- Short task:
Output all lines exactly.

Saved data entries

──────────

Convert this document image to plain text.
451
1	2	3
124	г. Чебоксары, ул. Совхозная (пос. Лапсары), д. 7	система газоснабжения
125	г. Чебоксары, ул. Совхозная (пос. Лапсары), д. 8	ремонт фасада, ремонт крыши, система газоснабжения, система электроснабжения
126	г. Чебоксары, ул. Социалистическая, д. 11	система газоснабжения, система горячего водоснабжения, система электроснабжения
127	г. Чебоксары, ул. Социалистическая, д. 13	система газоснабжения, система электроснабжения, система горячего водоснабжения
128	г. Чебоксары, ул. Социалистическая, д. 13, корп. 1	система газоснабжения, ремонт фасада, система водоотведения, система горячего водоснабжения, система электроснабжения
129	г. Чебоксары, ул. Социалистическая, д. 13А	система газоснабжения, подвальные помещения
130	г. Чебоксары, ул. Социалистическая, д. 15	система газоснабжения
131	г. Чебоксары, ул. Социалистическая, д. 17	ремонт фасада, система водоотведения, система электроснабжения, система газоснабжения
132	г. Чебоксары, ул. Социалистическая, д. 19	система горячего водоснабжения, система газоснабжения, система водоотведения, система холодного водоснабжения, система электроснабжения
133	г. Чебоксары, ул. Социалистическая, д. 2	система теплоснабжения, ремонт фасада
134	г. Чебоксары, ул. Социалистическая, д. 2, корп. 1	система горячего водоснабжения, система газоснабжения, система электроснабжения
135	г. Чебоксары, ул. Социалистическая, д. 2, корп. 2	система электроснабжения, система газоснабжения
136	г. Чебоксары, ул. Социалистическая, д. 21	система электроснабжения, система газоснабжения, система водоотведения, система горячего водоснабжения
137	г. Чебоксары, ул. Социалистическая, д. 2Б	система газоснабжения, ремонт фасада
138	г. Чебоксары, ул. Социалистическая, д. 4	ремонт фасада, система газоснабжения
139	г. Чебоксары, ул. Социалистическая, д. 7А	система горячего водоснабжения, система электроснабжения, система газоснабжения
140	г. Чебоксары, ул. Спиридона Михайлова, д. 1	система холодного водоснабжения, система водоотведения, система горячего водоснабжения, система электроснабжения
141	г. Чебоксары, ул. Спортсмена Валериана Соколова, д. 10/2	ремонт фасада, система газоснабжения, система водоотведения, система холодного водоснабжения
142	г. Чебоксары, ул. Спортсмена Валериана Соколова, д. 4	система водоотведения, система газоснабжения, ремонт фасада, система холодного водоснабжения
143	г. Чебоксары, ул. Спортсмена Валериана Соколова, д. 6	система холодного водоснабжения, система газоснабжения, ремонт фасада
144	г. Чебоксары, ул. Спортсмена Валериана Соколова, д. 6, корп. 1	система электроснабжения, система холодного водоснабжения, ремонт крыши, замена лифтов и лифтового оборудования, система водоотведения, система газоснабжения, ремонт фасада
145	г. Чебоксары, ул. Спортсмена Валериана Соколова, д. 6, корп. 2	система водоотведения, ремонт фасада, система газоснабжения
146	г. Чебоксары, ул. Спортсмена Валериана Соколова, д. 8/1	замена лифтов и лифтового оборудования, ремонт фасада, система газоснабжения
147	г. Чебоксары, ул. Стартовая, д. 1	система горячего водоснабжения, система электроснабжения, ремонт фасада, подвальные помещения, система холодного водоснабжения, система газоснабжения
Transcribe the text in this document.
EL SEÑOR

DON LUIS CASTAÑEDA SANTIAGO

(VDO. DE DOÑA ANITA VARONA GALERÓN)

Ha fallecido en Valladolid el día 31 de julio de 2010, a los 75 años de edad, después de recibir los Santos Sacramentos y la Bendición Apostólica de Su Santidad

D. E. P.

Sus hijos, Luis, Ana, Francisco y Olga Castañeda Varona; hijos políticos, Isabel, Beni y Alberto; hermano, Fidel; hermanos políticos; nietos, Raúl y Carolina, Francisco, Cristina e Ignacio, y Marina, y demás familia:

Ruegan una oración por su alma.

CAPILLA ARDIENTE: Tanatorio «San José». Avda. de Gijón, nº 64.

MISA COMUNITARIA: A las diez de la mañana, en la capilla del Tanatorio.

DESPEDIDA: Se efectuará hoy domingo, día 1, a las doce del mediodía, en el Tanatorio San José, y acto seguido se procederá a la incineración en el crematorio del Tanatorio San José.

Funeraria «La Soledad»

──────────

- The reply:
Convert this document image to plain text.
451
1	2	3
124	г. Чебоксары, ул. Совхозная (пос. Лапсары), д. 7	система газоснабжения
125	г. Чебоксары, ул. Совхозная (пос. Лапсары), д. 8	ремонт фасада, ремонт крыши, система газоснабжения, система электроснабжения
126	г. Чебоксары, ул. Социалистическая, д. 11	система газоснабжения, система горячего водоснабжения, система электроснабжения
127	г. Чебоксары, ул. Социалистическая, д. 13	система газоснабжения, система электроснабжения, система горячего водоснабжения
128	г. Чебоксары, ул. Социалистическая, д. 13, корп. 1	система газоснабжения, ремонт фасада, система водоотведения, система горячего водоснабжения, система электроснабжения
129	г. Чебоксары, ул. Социалистическая, д. 13А	система газоснабжения, подвальные помещения
130	г. Чебоксары, ул. Социалистическая, д. 15	система газоснабжения
131	г. Чебоксары, ул. Социалистическая, д. 17	ремонт фасада, система водоотведения, система электроснабжения, система газоснабжения
132	г. Чебоксары, ул. Социалистическая, д. 19	система горячего водоснабжения, система газоснабжения, система водоотведения, система холодного водоснабжения, система электроснабжения
133	г. Чебоксары, ул. Социалистическая, д. 2	система теплоснабжения, ремонт фасада
134	г. Чебоксары, ул. Социалистическая, д. 2, корп. 1	система горячего водоснабжения, система газоснабжения, система электроснабжения
135	г. Чебоксары, ул. Социалистическая, д. 2, корп. 2	система электроснабжения, система газоснабжения
136	г. Чебоксары, ул. Социалистическая, д. 21	система электроснабжения, система газоснабжения, система водоотведения, система горячего водоснабжения
137	г. Чебоксары, ул. Социалистическая, д. 2Б	система газоснабжения, ремонт фасада
138	г. Чебоксары, ул. Социалистическая, д. 4	ремонт фасада, система газоснабжения
139	г. Чебоксары, ул. Социалистическая, д. 7А	система горячего водоснабжения, система электроснабжения, система газоснабжения
140	г. Чебоксары, ул. Спиридона Михайлова, д. 1	система холодного водоснабжения, система водоотведения, система горячего водоснабжения, система электроснабжения
141	г. Чебоксары, ул. Спортсмена Валериана Соколова, д. 10/2	ремонт фасада, система газоснабжения, система водоотведения, система холодного водоснабжения
142	г. Чебоксары, ул. Спортсмена Валериана Соколова, д. 4	система водоотведения, система газоснабжения, ремонт фасада, система холодного водоснабжения
143	г. Чебоксары, ул. Спортсмена Валериана Соколова, д. 6	система холодного водоснабжения, система газоснабжения, ремонт фасада
144	г. Чебоксары, ул. Спортсмена Валериана Соколова, д. 6, корп. 1	система электроснабжения, система холодного водоснабжения, ремонт крыши, замена лифтов и лифтового оборудования, система водоотведения, система газоснабжения, ремонт фасада
145	г. Чебоксары, ул. Спортсмена Валериана Соколова, д. 6, корп. 2	система водоотведения, ремонт фасада, система газоснабжения
146	г. Чебоксары, ул. Спортсмена Валериана Соколова, д. 8/1	замена лифтов и лифтового оборудования, ремонт фасада, система газоснабжения
147	г. Чебоксары, ул. Стартовая, д. 1	система горячего водоснабжения, система электроснабжения, ремонт фасада, подвальные помещения, система холодного водоснабжения, система газоснабжения
Transcribe the text in this document.
EL SEÑOR

DON LUIS CASTAÑEDA SANTIAGO

(VDO. DE DOÑA ANITA VARONA GALERÓN)

Ha fallecido en Valladolid el día 31 de julio de 2010, a los 75 años de edad, después de recibir los Santos Sacramentos y la Bendición Apostólica de Su Santidad

D. E. P.

Sus hijos, Luis, Ana, Francisco y Olga Castañeda Varona; hijos políticos, Isabel, Beni y Alberto; hermano, Fidel; hermanos políticos; nietos, Raúl y Carolina, Francisco, Cristina e Ignacio, y Marina, y demás familia:

Ruegan una oración por su alma.

CAPILLA ARDIENTE: Tanatorio «San José». Avda. de Gijón, nº 64.

MISA COMUNITARIA: A las diez de la mañana, en la capilla del Tanatorio.

DESPEDIDA: Se efectuará hoy domingo, día 1, a las doce del mediodía, en el Tanatorio San José, y acto seguido se procederá a la incineración en el crematorio del Tanatorio San José.

Funeraria «La Soledad»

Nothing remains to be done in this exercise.